*Aim of the task*: Restate the full set of records exactly, without adding or dropping a word.

*Provided data*:

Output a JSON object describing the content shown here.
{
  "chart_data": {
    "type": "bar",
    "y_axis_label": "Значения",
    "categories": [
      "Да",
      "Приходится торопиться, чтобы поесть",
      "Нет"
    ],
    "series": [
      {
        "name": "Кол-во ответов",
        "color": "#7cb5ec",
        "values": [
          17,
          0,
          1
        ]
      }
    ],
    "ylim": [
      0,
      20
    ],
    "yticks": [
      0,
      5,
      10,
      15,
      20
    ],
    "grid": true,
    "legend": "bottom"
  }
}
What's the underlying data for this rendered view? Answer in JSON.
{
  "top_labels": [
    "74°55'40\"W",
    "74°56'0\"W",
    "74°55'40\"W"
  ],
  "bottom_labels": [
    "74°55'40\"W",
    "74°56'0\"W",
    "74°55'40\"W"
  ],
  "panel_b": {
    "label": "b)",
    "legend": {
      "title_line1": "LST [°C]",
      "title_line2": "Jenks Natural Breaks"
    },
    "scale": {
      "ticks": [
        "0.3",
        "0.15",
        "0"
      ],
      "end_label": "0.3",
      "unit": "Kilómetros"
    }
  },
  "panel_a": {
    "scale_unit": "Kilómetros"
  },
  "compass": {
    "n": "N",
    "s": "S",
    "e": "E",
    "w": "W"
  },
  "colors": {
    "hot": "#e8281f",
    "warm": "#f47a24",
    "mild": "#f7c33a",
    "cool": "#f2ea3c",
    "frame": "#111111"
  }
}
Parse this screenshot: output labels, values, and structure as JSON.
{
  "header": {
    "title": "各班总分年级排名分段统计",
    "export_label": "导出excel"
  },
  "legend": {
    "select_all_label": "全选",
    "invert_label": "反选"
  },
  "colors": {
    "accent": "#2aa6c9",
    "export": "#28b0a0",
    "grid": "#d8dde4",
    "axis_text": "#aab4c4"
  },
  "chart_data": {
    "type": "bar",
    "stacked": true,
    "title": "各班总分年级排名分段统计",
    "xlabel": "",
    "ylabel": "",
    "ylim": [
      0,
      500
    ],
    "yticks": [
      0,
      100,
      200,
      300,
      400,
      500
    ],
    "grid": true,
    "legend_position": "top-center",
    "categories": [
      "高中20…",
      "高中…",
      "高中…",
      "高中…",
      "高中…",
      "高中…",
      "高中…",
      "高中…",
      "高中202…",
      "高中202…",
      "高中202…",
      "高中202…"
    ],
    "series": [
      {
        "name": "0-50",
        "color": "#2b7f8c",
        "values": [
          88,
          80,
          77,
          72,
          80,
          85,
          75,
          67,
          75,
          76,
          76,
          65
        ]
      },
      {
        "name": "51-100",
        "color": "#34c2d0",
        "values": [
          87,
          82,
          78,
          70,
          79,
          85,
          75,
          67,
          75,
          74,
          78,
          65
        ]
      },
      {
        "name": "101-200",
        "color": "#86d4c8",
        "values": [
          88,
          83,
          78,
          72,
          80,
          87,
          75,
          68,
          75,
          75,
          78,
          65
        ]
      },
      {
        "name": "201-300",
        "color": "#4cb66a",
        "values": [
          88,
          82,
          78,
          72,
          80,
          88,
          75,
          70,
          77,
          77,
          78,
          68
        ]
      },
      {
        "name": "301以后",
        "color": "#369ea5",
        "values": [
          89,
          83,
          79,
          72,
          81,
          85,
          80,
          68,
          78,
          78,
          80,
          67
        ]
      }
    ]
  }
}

*Solution to this problem*:
Output a JSON object describing the content shown here.
{
  "chart_data": {
    "type": "bar",
    "y_axis_label": "Значения",
    "categories": [
      "Да",
      "Приходится торопиться, чтобы поесть",
      "Нет"
    ],
    "series": [
      {
        "name": "Кол-во ответов",
        "color": "#7cb5ec",
        "values": [
          17,
          0,
          1
        ]
      }
    ],
    "ylim": [
      0,
      20
    ],
    "yticks": [
      0,
      5,
      10,
      15,
      20
    ],
    "grid": true,
    "legend": "bottom"
  }
}
What's the underlying data for this rendered view? Answer in JSON.
{
  "top_labels": [
    "74°55'40\"W",
    "74°56'0\"W",
    "74°55'40\"W"
  ],
  "bottom_labels": [
    "74°55'40\"W",
    "74°56'0\"W",
    "74°55'40\"W"
  ],
  "panel_b": {
    "label": "b)",
    "legend": {
      "title_line1": "LST [°C]",
      "title_line2": "Jenks Natural Breaks"
    },
    "scale": {
      "ticks": [
        "0.3",
        "0.15",
        "0"
      ],
      "end_label": "0.3",
      "unit": "Kilómetros"
    }
  },
  "panel_a": {
    "scale_unit": "Kilómetros"
  },
  "compass": {
    "n": "N",
    "s": "S",
    "e": "E",
    "w": "W"
  },
  "colors": {
    "hot": "#e8281f",
    "warm": "#f47a24",
    "mild": "#f7c33a",
    "cool": "#f2ea3c",
    "frame": "#111111"
  }
}
Parse this screenshot: output labels, values, and structure as JSON.
{
  "header": {
    "title": "各班总分年级排名分段统计",
    "export_label": "导出excel"
  },
  "legend": {
    "select_all_label": "全选",
    "invert_label": "反选"
  },
  "colors": {
    "accent": "#2aa6c9",
    "export": "#28b0a0",
    "grid": "#d8dde4",
    "axis_text": "#aab4c4"
  },
  "chart_data": {
    "type": "bar",
    "stacked": true,
    "title": "各班总分年级排名分段统计",
    "xlabel": "",
    "ylabel": "",
    "ylim": [
      0,
      500
    ],
    "yticks": [
      0,
      100,
      200,
      300,
      400,
      500
    ],
    "grid": true,
    "legend_position": "top-center",
    "categories": [
      "高中20…",
      "高中…",
      "高中…",
      "高中…",
      "高中…",
      "高中…",
      "高中…",
      "高中…",
      "高中202…",
      "高中202…",
      "高中202…",
      "高中202…"
    ],
    "series": [
      {
        "name": "0-50",
        "color": "#2b7f8c",
        "values": [
          88,
          80,
          77,
          72,
          80,
          85,
          75,
          67,
          75,
          76,
          76,
          65
        ]
      },
      {
        "name": "51-100",
        "color": "#34c2d0",
        "values": [
          87,
          82,
          78,
          70,
          79,
          85,
          75,
          67,
          75,
          74,
          78,
          65
        ]
      },
      {
        "name": "101-200",
        "color": "#86d4c8",
        "values": [
          88,
          83,
          78,
          72,
          80,
          87,
          75,
          68,
          75,
          75,
          78,
          65
        ]
      },
      {
        "name": "201-300",
        "color": "#4cb66a",
        "values": [
          88,
          82,
          78,
          72,
          80,
          88,
          75,
          70,
          77,
          77,
          78,
          68
        ]
      },
      {
        "name": "301以后",
        "color": "#369ea5",
        "values": [
          89,
          83,
          79,
          72,
          81,
          85,
          80,
          68,
          78,
          78,
          80,
          67
        ]
      }
    ]
  }
}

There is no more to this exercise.